◆ OBJECTIVE
Repeat each record exactly. Any picture gets left out.

◆ DATASET
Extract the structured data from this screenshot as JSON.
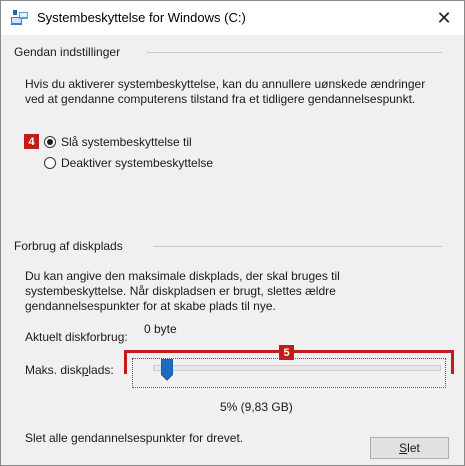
{
  "window": {
    "title": "Systembeskyttelse for Windows (C:)",
    "close_glyph": "✕"
  },
  "restore": {
    "heading": "Gendan indstillinger",
    "description": "Hvis du aktiverer systembeskyttelse, kan du annullere uønskede ændringer ved at gendanne computerens tilstand fra et tidligere gendannelsespunkt.",
    "options": [
      {
        "label": "Slå systembeskyttelse til",
        "checked": true
      },
      {
        "label": "Deaktiver systembeskyttelse",
        "checked": false
      }
    ],
    "badge": "4"
  },
  "disk": {
    "heading": "Forbrug af diskplads",
    "description": "Du kan angive den maksimale diskplads, der skal bruges til systembeskyttelse. Når diskpladsen er brugt, slettes ældre gendannelsespunkter for at skabe plads til nye.",
    "current_label": "Aktuelt diskforbrug:",
    "current_value": "0 byte",
    "max_label_pre": "Maks. disk",
    "max_label_underlined": "p",
    "max_label_post": "lads:",
    "slider_fraction": 0.05,
    "slider_value": "5% (9,83 GB)",
    "badge": "5"
  },
  "footer": {
    "text": "Slet alle gendannelsespunkter for drevet.",
    "button_underlined": "S",
    "button_rest": "let"
  },
  "colors": {
    "accent": "#1e6bc4",
    "badge": "#c41a1a"
  }
}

◆ TASK SOLUTION
Extract the structured data from this screenshot as JSON.
{
  "window": {
    "title": "Systembeskyttelse for Windows (C:)",
    "close_glyph": "✕"
  },
  "restore": {
    "heading": "Gendan indstillinger",
    "description": "Hvis du aktiverer systembeskyttelse, kan du annullere uønskede ændringer ved at gendanne computerens tilstand fra et tidligere gendannelsespunkt.",
    "options": [
      {
        "label": "Slå systembeskyttelse til",
        "checked": true
      },
      {
        "label": "Deaktiver systembeskyttelse",
        "checked": false
      }
    ],
    "badge": "4"
  },
  "disk": {
    "heading": "Forbrug af diskplads",
    "description": "Du kan angive den maksimale diskplads, der skal bruges til systembeskyttelse. Når diskpladsen er brugt, slettes ældre gendannelsespunkter for at skabe plads til nye.",
    "current_label": "Aktuelt diskforbrug:",
    "current_value": "0 byte",
    "max_label_pre": "Maks. disk",
    "max_label_underlined": "p",
    "max_label_post": "lads:",
    "slider_fraction": 0.05,
    "slider_value": "5% (9,83 GB)",
    "badge": "5"
  },
  "footer": {
    "text": "Slet alle gendannelsespunkter for drevet.",
    "button_underlined": "S",
    "button_rest": "let"
  },
  "colors": {
    "accent": "#1e6bc4",
    "badge": "#c41a1a"
  }
}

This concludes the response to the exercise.